PROBLEM TO SOLVE ▸ Copy each line holding the string "Douglas".

EXTRACTED ENTRIES ▸
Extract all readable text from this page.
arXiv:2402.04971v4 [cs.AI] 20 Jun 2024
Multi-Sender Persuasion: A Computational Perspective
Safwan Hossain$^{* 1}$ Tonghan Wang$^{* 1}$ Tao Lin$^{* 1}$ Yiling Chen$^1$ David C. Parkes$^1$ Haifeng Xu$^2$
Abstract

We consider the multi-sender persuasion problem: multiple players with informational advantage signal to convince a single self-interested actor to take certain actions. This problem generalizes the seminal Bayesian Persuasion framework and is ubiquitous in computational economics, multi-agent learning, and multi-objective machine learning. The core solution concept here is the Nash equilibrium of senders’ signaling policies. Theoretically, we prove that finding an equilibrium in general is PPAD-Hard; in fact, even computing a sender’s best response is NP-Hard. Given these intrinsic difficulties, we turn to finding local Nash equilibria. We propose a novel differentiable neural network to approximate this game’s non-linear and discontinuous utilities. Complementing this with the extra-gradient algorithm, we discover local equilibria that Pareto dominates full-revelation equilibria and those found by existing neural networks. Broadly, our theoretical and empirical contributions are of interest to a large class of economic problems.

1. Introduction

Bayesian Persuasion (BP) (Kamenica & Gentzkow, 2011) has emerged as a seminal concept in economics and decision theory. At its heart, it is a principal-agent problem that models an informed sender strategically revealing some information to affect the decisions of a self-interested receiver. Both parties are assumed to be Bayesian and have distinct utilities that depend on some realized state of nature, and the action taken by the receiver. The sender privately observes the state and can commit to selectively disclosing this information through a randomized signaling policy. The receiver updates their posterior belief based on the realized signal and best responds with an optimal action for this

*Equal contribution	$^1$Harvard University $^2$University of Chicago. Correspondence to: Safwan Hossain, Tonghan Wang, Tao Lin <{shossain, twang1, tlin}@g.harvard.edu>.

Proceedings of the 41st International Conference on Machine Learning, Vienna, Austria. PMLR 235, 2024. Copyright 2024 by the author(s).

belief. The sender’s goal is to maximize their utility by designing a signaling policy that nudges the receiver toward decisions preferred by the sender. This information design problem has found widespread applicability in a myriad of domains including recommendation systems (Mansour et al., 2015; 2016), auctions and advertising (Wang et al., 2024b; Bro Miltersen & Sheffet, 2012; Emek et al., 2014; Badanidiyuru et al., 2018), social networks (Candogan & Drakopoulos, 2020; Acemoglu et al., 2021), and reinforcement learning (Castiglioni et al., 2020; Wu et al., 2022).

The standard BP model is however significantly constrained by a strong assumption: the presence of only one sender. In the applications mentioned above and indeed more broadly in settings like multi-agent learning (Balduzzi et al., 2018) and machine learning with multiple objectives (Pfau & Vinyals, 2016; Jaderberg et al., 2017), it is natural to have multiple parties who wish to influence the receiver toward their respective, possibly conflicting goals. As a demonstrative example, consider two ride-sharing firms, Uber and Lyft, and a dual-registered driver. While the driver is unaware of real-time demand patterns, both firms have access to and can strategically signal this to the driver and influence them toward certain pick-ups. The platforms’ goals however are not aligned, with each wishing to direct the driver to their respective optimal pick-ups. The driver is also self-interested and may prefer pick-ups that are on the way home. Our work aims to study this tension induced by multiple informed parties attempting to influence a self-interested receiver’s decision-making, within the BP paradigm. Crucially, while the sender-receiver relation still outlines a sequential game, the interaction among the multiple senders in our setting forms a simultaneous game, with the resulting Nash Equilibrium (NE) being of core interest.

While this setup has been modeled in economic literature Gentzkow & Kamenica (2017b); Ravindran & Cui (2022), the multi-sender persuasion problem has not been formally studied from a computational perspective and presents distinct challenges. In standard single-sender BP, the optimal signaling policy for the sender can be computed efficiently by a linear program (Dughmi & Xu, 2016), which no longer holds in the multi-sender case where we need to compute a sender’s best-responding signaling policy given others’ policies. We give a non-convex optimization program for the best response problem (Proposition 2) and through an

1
* * *
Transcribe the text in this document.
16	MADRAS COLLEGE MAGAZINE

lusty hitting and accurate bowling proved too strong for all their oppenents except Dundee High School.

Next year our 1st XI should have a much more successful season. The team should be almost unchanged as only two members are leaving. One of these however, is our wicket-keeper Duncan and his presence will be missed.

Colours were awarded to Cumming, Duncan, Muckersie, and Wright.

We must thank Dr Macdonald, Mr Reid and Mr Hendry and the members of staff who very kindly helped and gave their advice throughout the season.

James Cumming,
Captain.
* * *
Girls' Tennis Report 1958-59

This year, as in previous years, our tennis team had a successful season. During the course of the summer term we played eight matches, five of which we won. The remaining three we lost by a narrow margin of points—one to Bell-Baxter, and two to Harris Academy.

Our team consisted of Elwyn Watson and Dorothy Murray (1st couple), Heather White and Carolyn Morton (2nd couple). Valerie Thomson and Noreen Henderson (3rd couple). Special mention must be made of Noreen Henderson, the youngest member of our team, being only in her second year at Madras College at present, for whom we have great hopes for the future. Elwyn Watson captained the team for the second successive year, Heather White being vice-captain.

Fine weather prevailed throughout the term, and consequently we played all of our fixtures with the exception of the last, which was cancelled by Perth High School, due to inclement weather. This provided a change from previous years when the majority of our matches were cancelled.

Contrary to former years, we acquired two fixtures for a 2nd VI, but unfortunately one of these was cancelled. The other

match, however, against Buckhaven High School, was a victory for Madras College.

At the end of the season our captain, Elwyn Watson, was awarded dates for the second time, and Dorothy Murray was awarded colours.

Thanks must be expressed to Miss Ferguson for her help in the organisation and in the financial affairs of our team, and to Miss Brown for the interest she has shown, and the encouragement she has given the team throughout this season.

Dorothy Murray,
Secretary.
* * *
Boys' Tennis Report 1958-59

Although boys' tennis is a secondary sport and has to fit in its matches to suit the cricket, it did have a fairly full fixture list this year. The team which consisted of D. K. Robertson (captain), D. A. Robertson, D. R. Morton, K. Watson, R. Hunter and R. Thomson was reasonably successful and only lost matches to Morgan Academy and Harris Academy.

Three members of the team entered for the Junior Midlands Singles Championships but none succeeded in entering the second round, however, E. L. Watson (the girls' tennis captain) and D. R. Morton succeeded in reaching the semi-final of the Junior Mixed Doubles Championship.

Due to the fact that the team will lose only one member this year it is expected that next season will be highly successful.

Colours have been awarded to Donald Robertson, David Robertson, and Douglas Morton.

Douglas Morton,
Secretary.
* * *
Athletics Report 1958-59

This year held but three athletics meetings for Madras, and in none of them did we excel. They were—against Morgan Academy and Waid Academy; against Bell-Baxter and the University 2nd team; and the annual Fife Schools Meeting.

THE REPLY ▸
Colours have been awarded to Donald Robertson, David Robertson, and Douglas Morton.
Douglas Morton,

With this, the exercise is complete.